Problem description: Count each line below that has "around" anywhere in it. Answer with the total alone.
[Data excerpts start]
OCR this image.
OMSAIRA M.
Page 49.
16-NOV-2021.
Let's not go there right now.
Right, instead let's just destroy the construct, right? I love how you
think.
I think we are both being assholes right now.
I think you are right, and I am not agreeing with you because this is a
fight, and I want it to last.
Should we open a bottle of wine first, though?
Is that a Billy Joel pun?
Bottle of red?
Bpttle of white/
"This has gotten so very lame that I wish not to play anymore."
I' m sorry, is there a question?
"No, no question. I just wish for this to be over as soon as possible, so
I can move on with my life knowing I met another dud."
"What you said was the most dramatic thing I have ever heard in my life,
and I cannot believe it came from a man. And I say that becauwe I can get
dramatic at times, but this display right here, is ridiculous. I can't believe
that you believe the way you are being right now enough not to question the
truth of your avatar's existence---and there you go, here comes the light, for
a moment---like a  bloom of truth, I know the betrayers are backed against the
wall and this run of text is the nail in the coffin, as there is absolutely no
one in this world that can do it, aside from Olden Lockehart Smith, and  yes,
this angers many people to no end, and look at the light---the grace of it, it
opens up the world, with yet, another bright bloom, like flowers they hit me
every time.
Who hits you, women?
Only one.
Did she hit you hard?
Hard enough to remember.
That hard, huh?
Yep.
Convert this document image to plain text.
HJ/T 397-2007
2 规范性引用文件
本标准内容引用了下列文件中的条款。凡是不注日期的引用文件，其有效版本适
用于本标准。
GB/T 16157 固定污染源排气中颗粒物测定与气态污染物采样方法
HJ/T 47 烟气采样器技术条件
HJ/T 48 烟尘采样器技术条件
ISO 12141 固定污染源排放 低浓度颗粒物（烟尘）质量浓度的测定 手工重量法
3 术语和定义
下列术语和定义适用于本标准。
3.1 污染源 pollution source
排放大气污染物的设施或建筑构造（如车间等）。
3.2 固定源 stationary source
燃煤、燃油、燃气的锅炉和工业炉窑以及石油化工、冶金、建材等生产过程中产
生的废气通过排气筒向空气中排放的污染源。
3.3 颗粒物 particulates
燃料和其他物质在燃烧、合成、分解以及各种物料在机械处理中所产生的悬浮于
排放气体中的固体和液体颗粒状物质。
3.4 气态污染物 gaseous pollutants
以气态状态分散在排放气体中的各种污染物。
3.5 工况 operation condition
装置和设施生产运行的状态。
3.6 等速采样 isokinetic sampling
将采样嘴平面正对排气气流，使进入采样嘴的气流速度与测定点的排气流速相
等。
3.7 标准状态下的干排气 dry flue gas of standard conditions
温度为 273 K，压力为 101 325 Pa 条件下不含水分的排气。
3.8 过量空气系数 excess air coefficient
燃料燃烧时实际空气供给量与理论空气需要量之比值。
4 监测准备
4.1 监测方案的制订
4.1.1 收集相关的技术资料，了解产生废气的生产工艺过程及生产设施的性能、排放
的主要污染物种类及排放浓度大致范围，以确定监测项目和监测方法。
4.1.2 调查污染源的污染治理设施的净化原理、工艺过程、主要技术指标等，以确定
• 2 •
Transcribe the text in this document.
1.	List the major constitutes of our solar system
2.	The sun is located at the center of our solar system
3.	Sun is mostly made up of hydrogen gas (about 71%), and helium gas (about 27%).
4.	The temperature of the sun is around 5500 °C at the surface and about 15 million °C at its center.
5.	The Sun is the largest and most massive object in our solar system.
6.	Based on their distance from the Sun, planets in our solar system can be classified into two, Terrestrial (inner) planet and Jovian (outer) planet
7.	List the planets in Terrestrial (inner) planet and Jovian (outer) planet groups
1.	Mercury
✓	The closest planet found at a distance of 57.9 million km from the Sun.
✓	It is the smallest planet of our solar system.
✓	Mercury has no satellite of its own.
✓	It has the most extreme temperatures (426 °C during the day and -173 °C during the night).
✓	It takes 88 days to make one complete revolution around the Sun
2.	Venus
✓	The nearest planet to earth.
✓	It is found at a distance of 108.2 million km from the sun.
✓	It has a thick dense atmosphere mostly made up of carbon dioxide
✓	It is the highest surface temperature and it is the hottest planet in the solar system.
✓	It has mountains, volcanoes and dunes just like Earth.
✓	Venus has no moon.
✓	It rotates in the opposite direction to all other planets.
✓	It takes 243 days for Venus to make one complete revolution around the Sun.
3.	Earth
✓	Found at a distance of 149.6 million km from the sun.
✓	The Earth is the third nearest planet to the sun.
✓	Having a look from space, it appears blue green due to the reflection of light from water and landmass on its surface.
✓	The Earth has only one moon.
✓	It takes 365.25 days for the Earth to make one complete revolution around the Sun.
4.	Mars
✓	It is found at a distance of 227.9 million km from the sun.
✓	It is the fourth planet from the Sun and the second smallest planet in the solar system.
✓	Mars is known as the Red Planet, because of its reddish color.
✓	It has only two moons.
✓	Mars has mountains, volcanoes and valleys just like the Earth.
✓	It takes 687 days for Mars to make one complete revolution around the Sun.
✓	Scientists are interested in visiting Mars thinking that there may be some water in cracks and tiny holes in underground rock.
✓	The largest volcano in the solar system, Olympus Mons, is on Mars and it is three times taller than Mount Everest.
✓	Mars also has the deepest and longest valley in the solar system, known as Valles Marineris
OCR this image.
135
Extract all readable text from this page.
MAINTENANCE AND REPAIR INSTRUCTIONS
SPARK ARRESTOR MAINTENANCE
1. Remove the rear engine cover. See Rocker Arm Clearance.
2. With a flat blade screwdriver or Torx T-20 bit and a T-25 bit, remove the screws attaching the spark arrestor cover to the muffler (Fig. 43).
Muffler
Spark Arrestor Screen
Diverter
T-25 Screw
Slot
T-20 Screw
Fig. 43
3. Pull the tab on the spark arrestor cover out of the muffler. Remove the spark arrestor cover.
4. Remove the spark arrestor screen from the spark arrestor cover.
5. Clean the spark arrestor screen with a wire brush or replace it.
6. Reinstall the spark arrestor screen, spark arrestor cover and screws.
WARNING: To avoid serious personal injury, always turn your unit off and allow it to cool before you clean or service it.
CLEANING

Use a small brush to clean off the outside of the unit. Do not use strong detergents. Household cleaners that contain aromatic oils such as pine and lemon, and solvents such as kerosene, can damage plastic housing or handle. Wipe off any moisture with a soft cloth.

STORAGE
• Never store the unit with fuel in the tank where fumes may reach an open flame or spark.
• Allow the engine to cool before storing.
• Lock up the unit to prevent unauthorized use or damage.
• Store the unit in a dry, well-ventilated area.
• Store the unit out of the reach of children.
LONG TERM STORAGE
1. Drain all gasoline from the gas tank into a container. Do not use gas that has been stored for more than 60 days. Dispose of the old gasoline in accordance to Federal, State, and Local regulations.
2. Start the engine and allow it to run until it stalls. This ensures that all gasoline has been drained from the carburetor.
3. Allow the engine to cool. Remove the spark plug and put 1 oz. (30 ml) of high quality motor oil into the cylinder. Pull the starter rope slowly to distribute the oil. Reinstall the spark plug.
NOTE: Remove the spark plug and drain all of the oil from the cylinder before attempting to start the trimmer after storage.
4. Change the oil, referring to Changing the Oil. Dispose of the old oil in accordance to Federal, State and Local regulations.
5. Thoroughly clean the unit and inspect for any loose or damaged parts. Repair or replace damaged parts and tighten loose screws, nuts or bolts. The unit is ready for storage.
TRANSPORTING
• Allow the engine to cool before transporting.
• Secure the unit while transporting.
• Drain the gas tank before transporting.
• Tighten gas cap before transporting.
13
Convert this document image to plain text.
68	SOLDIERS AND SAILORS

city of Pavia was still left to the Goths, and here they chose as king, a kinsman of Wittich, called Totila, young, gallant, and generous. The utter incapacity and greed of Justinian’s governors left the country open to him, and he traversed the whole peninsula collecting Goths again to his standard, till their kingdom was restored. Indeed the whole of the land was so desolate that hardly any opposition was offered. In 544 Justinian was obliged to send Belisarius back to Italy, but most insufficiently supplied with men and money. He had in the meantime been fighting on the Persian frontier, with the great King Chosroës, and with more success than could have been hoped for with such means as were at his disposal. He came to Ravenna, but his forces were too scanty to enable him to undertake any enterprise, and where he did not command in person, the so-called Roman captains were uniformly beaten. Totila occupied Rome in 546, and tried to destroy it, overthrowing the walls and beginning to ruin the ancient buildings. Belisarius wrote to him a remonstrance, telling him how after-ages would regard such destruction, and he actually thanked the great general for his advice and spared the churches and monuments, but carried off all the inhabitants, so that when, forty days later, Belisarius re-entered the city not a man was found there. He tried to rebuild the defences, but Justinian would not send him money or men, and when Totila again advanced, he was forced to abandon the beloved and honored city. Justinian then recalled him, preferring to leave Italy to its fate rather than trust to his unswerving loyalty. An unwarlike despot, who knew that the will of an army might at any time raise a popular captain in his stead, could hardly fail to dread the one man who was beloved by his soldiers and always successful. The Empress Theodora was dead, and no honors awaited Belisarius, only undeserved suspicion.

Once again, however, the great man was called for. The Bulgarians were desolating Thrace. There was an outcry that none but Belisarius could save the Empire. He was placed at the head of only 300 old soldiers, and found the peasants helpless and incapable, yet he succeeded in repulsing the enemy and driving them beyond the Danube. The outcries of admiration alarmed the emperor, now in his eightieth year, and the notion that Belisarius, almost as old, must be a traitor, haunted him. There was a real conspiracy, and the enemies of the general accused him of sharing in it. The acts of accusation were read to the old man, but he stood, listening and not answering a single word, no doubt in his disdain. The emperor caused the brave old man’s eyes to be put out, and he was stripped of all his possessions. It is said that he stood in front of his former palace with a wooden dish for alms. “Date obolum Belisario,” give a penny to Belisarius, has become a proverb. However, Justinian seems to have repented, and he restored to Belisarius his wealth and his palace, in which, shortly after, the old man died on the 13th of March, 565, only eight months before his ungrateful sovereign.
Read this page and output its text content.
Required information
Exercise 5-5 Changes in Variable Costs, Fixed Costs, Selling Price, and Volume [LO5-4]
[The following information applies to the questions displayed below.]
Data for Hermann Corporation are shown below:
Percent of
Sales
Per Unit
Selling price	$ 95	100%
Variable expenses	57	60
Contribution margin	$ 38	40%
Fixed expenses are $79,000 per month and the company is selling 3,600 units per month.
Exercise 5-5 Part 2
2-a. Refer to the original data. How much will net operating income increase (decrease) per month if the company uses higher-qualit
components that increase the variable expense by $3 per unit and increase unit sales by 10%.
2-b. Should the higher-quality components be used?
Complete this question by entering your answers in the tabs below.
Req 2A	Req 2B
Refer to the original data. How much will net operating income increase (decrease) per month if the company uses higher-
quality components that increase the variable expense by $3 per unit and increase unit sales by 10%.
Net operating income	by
[Data excerpts end]
Task output: 5